Top of QUOTED PASSAGE

A Death in the Family

In the month since Daniel Pearl was kidnapped, hope built and crashed in crushing waves at the Wall Street Journal. The week before his colleagues learned of his death, when optimism was at its peak, a television truck was camped outside the Journal’s office – in anticipation, many at the paper believed, of his imminent release. Some executives at the paper even allowed themselves to speculate about the inevitable sweepstakes that would ensue when news outlets from around the world jockeyed for Pearl’s first post-release interview.

And then, cruelly, it was over. Last Thursday, at about 4:25 p.m., an e-mail from managing editor Paul Steiger and publisher Peter Kann went out to the paper’s employees, writers, editors, and executives – who’ve been housed in an archipelago of temporary quarters stretching from South Brunswick, New Jersey, to midtown Manhattan since September – announcing Pearl’s death and denouncing his murder as “an act of barbarism.”

At Canal Street, where many Journal reporters are bivouacked, the shades were lowered – the third-floor offices have large bay windows visible from Sixth Avenue – and about 50 people gathered in the “Money and Investing” area to watch the first reports on television. Deputy managing editor Daniel Hertzberg led a moment of silence. Many reporters cried. By five o’clock, the newsroom was back to work, with reporters putting out calls and editors moving copy. That evening, another e-mail went around: “Anyone who wants to avoid the camera crews in front of the building can use the garage exit.”

The reporters of the Journal, even more than those of other major papers, are trained to stay in the background. It’s a trait that’s exemplified by the plainspoken Steiger, and his obvious discomfort at being in the limelight has bonded him closely with his employees. On Thursday night, he was to have received the National Press Foundation’s Editor of the Year award in Washington, in large part to honor his leadership in putting out a paper on September 12. On September 11, Journal staffers briefly feared Steiger might have been buried by the rubble; instead, he was massing reporters on the banks of the Hudson, strategizing how best to proceed.

Bottom of QUOTED PASSAGE

**INSTRUCTIONS TO FOLLOW**
Copy the Daniel Pearl article word for word from "The reporters of" to "best to proceed.", including both.

Top of STUDY MATERIAL

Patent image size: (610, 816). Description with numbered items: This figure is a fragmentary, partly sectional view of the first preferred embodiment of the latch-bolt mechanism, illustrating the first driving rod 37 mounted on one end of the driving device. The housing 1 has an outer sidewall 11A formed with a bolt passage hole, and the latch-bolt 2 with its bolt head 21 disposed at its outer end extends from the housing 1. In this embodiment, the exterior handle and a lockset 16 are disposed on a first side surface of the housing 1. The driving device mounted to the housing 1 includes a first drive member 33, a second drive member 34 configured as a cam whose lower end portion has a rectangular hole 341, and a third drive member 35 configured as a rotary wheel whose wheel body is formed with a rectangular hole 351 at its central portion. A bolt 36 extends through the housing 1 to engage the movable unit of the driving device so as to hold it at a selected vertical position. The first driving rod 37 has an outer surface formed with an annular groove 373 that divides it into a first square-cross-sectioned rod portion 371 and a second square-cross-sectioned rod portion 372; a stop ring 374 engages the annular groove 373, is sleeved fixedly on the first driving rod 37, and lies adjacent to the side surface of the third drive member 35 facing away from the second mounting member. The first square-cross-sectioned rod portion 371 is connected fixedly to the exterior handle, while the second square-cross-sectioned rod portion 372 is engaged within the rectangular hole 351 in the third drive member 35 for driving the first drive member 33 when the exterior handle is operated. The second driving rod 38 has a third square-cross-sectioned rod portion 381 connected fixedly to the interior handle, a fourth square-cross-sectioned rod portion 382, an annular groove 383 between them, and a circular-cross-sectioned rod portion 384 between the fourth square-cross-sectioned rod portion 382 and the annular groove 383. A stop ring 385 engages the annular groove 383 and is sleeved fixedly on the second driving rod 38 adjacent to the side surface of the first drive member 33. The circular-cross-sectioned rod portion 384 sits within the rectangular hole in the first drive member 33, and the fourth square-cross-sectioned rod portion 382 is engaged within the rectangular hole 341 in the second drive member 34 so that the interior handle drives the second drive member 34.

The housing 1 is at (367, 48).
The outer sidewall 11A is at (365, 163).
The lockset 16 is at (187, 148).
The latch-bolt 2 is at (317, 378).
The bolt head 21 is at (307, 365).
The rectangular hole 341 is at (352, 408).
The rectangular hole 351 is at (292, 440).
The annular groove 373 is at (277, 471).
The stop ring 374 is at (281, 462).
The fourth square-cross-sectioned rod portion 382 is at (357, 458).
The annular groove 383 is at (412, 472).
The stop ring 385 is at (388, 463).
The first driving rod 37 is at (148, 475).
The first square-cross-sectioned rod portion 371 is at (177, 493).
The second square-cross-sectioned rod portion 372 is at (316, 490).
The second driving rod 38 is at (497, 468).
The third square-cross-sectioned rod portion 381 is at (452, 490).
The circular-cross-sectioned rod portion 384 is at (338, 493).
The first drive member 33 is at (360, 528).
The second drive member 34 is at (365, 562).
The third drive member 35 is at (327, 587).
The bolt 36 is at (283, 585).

Bottom of STUDY MATERIAL

**RESPONSE TO THIS TASK**
The reporters of the Journal, even more than those of other major papers, are trained to stay in the background. It’s a trait that’s exemplified by the plainspoken Steiger, and his obvious discomfort at being in the limelight has bonded him closely with his employees. On Thursday night, he was to have received the National Press Foundation’s Editor of the Year award in Washington, in large part to honor his leadership in putting out a paper on September 12. On September 11, Journal staffers briefly feared Steiger might have been buried by the rubble; instead, he was massing reporters on the banks of the Hudson, strategizing how best to proceed.